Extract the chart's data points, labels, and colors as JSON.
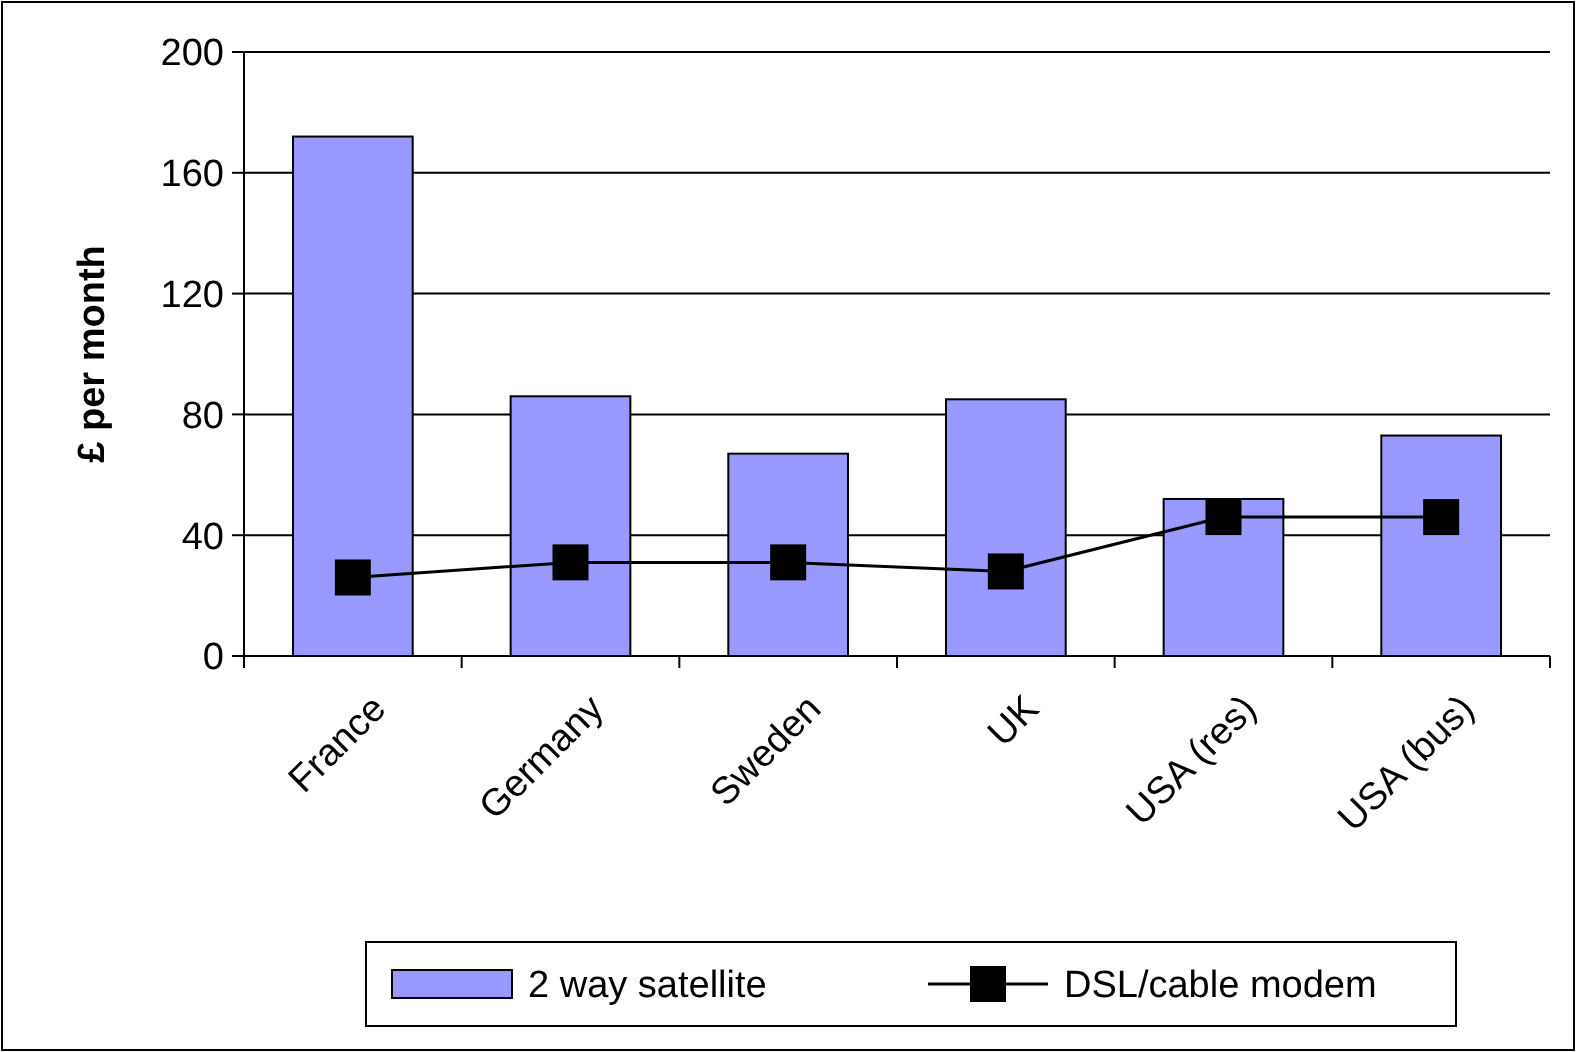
{
  "chart_data": {
    "type": "bar",
    "ylabel": "£ per month",
    "categories": [
      "France",
      "Germany",
      "Sweden",
      "UK",
      "USA (res)",
      "USA (bus)"
    ],
    "series": [
      {
        "name": "2 way satellite",
        "color": "#9999ff",
        "values": [
          172,
          86,
          67,
          85,
          52,
          73
        ]
      },
      {
        "name": "DSL/cable modem",
        "type": "line",
        "color": "#000000",
        "values": [
          26,
          31,
          31,
          28,
          46,
          46
        ]
      }
    ],
    "ylim": [
      0,
      200
    ],
    "yticks": [
      0,
      40,
      80,
      120,
      160,
      200
    ],
    "grid": "y",
    "legend": "bottom",
    "marker": "square"
  }
}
^^^^^^^^^^^^^^^^
Leave out every line without the string "name" and copy the rest.

= WORKED ANSWER =
        "name": "2 way satellite",
        "name": "DSL/cable modem",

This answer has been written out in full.